### YOUR OBJECTIVE
State the number of lines in these records holding "JSON". Say nothing more.

### TASK MATERIAL
::::::

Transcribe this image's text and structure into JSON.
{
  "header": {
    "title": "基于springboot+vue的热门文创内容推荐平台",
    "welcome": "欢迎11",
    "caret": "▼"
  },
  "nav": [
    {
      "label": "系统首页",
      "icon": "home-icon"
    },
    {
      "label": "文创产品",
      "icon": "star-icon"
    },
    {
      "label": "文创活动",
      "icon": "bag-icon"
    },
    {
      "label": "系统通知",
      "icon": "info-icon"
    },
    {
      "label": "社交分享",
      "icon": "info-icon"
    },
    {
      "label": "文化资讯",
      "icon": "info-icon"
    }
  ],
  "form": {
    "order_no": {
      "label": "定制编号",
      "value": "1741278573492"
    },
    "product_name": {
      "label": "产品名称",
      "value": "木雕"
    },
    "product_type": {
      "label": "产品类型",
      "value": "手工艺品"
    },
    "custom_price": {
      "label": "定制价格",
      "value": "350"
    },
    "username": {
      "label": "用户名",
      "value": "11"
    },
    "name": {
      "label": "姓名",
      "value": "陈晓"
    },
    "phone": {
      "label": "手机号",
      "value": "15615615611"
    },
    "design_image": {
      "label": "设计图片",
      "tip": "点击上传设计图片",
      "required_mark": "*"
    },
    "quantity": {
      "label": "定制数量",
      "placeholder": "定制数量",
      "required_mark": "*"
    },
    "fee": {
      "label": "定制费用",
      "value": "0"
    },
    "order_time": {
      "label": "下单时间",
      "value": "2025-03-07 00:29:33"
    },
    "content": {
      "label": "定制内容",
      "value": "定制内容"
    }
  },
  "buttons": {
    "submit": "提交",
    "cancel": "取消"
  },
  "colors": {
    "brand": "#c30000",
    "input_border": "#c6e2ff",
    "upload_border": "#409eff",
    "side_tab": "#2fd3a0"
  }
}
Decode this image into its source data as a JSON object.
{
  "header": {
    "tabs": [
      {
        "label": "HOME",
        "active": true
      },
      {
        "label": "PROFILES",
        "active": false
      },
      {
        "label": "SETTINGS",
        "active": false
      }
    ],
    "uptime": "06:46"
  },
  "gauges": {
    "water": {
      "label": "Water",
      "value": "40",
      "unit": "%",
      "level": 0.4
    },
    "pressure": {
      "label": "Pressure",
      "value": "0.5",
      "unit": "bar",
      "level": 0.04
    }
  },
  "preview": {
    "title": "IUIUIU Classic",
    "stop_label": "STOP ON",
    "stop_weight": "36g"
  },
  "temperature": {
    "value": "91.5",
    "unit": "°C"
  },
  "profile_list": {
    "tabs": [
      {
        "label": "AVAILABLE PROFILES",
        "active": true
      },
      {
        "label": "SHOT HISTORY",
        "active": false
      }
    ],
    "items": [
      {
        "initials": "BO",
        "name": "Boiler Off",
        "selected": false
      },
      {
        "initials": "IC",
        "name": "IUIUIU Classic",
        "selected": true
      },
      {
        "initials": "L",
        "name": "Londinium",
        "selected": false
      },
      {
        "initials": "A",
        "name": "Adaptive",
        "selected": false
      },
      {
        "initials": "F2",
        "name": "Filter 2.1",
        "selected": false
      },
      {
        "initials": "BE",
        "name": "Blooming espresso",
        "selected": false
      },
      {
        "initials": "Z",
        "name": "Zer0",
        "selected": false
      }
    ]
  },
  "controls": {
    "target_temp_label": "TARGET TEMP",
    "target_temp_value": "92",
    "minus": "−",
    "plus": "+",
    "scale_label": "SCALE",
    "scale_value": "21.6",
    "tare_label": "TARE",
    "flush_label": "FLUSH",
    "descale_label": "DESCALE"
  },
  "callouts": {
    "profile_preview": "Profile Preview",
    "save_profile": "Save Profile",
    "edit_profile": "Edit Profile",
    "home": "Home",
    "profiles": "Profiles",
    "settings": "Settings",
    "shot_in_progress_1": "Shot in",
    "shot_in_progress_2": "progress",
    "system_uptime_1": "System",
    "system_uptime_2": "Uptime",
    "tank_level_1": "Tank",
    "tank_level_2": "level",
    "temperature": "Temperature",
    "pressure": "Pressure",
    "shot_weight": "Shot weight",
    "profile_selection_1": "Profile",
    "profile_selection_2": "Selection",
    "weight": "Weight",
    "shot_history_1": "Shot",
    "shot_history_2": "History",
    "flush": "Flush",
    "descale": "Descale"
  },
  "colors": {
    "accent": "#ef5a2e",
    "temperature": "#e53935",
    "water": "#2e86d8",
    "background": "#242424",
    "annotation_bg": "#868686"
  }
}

::::::

### WRITTEN REPLY
2